Given instruction = Below is a block of records; repeat each one exactly.

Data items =
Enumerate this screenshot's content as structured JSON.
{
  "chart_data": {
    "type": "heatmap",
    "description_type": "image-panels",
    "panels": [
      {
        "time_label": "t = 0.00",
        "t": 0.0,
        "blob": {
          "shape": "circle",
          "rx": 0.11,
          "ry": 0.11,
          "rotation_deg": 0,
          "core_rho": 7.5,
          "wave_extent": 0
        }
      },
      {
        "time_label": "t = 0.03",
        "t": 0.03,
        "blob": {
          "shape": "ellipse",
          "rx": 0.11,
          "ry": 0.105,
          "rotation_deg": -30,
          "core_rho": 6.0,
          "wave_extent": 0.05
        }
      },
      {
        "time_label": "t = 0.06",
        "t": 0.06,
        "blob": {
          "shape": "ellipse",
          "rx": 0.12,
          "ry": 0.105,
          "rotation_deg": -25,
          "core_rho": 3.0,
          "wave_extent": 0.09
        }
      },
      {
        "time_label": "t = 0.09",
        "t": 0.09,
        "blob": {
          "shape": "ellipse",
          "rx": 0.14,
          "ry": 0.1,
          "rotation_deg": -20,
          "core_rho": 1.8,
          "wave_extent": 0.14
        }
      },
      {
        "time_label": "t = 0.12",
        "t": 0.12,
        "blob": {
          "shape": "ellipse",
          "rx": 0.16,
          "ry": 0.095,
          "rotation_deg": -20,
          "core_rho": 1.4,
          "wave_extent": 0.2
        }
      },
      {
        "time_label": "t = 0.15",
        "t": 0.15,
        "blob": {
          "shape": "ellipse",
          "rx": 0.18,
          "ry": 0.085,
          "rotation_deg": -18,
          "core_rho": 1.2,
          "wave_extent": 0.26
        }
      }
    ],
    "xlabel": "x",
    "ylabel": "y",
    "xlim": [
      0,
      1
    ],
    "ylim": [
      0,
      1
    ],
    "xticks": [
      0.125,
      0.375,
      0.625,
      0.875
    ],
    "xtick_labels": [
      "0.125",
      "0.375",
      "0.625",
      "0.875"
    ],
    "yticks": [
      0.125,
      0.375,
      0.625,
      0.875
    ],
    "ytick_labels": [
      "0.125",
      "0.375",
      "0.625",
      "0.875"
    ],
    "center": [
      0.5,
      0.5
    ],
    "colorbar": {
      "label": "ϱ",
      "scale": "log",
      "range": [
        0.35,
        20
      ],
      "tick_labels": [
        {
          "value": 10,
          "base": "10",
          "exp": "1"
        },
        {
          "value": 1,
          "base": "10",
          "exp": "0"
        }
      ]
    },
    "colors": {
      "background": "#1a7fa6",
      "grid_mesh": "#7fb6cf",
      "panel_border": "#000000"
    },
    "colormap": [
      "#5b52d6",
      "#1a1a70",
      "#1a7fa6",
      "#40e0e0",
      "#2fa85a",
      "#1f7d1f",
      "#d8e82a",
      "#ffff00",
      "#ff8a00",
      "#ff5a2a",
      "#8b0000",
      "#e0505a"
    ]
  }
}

Task solution =
Enumerate this screenshot's content as structured JSON.
{
  "chart_data": {
    "type": "heatmap",
    "description_type": "image-panels",
    "panels": [
      {
        "time_label": "t = 0.00",
        "t": 0.0,
        "blob": {
          "shape": "circle",
          "rx": 0.11,
          "ry": 0.11,
          "rotation_deg": 0,
          "core_rho": 7.5,
          "wave_extent": 0
        }
      },
      {
        "time_label": "t = 0.03",
        "t": 0.03,
        "blob": {
          "shape": "ellipse",
          "rx": 0.11,
          "ry": 0.105,
          "rotation_deg": -30,
          "core_rho": 6.0,
          "wave_extent": 0.05
        }
      },
      {
        "time_label": "t = 0.06",
        "t": 0.06,
        "blob": {
          "shape": "ellipse",
          "rx": 0.12,
          "ry": 0.105,
          "rotation_deg": -25,
          "core_rho": 3.0,
          "wave_extent": 0.09
        }
      },
      {
        "time_label": "t = 0.09",
        "t": 0.09,
        "blob": {
          "shape": "ellipse",
          "rx": 0.14,
          "ry": 0.1,
          "rotation_deg": -20,
          "core_rho": 1.8,
          "wave_extent": 0.14
        }
      },
      {
        "time_label": "t = 0.12",
        "t": 0.12,
        "blob": {
          "shape": "ellipse",
          "rx": 0.16,
          "ry": 0.095,
          "rotation_deg": -20,
          "core_rho": 1.4,
          "wave_extent": 0.2
        }
      },
      {
        "time_label": "t = 0.15",
        "t": 0.15,
        "blob": {
          "shape": "ellipse",
          "rx": 0.18,
          "ry": 0.085,
          "rotation_deg": -18,
          "core_rho": 1.2,
          "wave_extent": 0.26
        }
      }
    ],
    "xlabel": "x",
    "ylabel": "y",
    "xlim": [
      0,
      1
    ],
    "ylim": [
      0,
      1
    ],
    "xticks": [
      0.125,
      0.375,
      0.625,
      0.875
    ],
    "xtick_labels": [
      "0.125",
      "0.375",
      "0.625",
      "0.875"
    ],
    "yticks": [
      0.125,
      0.375,
      0.625,
      0.875
    ],
    "ytick_labels": [
      "0.125",
      "0.375",
      "0.625",
      "0.875"
    ],
    "center": [
      0.5,
      0.5
    ],
    "colorbar": {
      "label": "ϱ",
      "scale": "log",
      "range": [
        0.35,
        20
      ],
      "tick_labels": [
        {
          "value": 10,
          "base": "10",
          "exp": "1"
        },
        {
          "value": 1,
          "base": "10",
          "exp": "0"
        }
      ]
    },
    "colors": {
      "background": "#1a7fa6",
      "grid_mesh": "#7fb6cf",
      "panel_border": "#000000"
    },
    "colormap": [
      "#5b52d6",
      "#1a1a70",
      "#1a7fa6",
      "#40e0e0",
      "#2fa85a",
      "#1f7d1f",
      "#d8e82a",
      "#ffff00",
      "#ff8a00",
      "#ff5a2a",
      "#8b0000",
      "#e0505a"
    ]
  }
}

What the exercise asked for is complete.